• [Texte source]
'''

Commençons vers l’âge de 4 ans ; je lisais assidûment et avec beaucoup
d’intérêt le Journal de Mickey. Je me souviens par exemple d’un dessin où l’on
voit Mickey et Minnie marcher joyeusement le long d’un trottoir bordé de
maisonnettes et des palissades ; sur l’une d’entre elles il y avait cette
inscription : “Ayez le sourire”. Je crois que cette suggestion a influencé toute
ma vie jusqu’à ce jour, j’ai toujours penché vers le rire ou le sourire ; cette
indication puisée dans ma culture aura apporté des nuances particulières à ce
que bien d’autres suggestions, que j’ai choisi de conserver par la suite, ont
aussi contribué à me façonner (Je dis bien “choisi de conserver”; je crois que
c’est une erreur de penser que nous ne sommes pas responsables de la
façon dont nous réagissons aux sollicitations extérieures (même si parfois quand
même, c’est un peu difficile à avaler).
Je pourrais continuer ainsi indéfiniment avec les influences diverses qui ont
rencontré avec moi ( avec ce qui germait déjà) d’évidentes synchronicités.
Tintin, par exemple, et l’ambiance de ce milieu sympathique rieur, courageux,
généreux et honnête que son auteur Hergé exprimait avec brio tout au long
d’histoires sans cesse renouvelées. Parlerais-je de Jules Verne et de ce
tempérament qu’il m’a fait indirectement passer ; de ce goût pour l’aventure, et
de cette tendance naturelle vers des comportements courageux, dignes,
droits et généreux qu’il transmettait à ses personnages.

'''

• [Extrait de données]
'''

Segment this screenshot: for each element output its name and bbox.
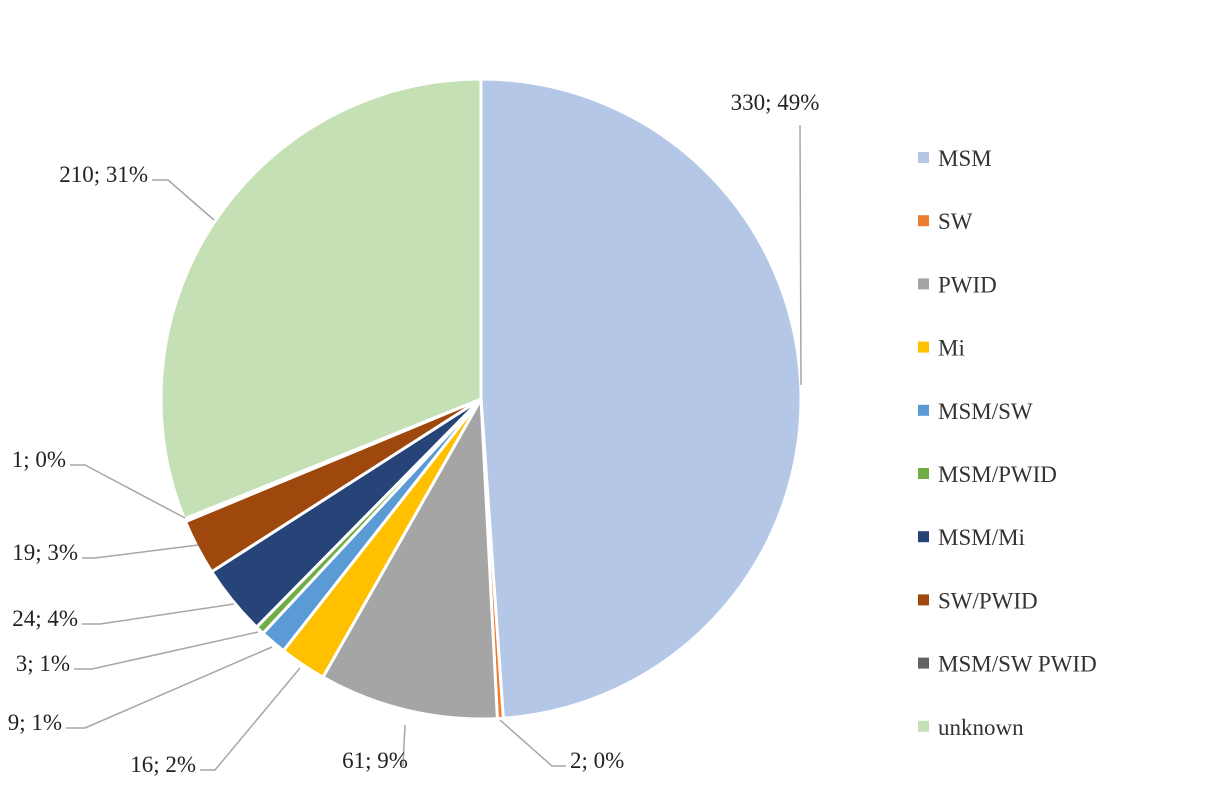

'''
'''

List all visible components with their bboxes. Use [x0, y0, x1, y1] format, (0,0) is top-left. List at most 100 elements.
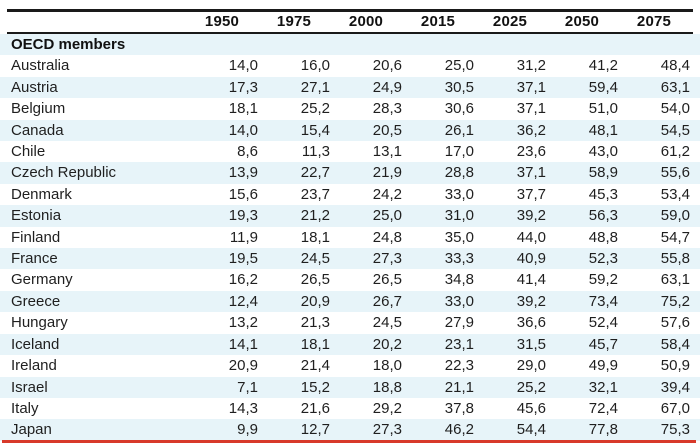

'''

• [Série de consignes]
a – Indiquez si chacune des affirmations suivantes est conforme au passage sur les lectures d'enfance, en répondant par oui ou par non et en citant les mots du passage qui tranchent : (i) l'inscription sur la palissade disait « Ayez le sourire » ; (ii) Mickey et Minnie marchaient le long d'une rivière ; (iii) le passage affirme que nous ne sommes pas responsables de notre façon de réagir aux sollicitations extérieures.
b – Relevez tous les adjectifs qui qualifient le milieu de Tintin dans le passage sur les lectures d'enfance.
c – Rédigez la suite du passage sur les lectures d'enfance, en partant de sa dernière phrase.
Les enregistrements constituent un matériau distinct du texte source.

• [Liste des réponses]
a –
(i) Oui : « sur l’une d’entre elles il y avait cette inscription : “Ayez le sourire” ».
(ii) Non : « voit Mickey et Minnie marcher joyeusement le long d’un trottoir bordé de maisonnettes ».
(iii) Non : « je crois que c’est une erreur de penser que nous ne sommes pas responsables de la façon dont nous réagissons aux sollicitations extérieures ».

b – sympathique, rieur, courageux, généreux, honnête

c –
Comme je lisais beaucoup et que je m’intéressais à tout, y compris d’ailleurs
sur des sujets qui n’attiraient personne, il serait fastidieux d’en faire l’étalage.
Je me contenterai simplement de gros morceaux qui ont façonné ma culture.
Georges Brassens par exemple en fait partie. En chantant ses chansons dans
les noces et banquets, je pouvais exprimer des choses que je pensais
profondément mais que je n’osais pas dire ; c’était comme un grand frère qui
portait la responsabilité des gros mots et des allusions cavalières dont je
pouvais user avec délectation. Quand je chantais à tue-tête :”ah ah putain de
toi” ou bien : “madame la marquise m’a foutu des morpions !”, quoi de plus
savoureux pour un enfant de 14 ans ?
Des dizaines ou des centaines d’autres personnages, plus ou moins célèbres,
m’ont porté de la sorte dans la même direction, ce n’est pas utile d’y revenir. Il
convient plutôt de changer complètement de registre, une culture n’est pas
mono-directionnelle, elle comporte de multiples aspects.
Mon père était abonné à “Science et Vie” et j’étais très attiré par ce domaine.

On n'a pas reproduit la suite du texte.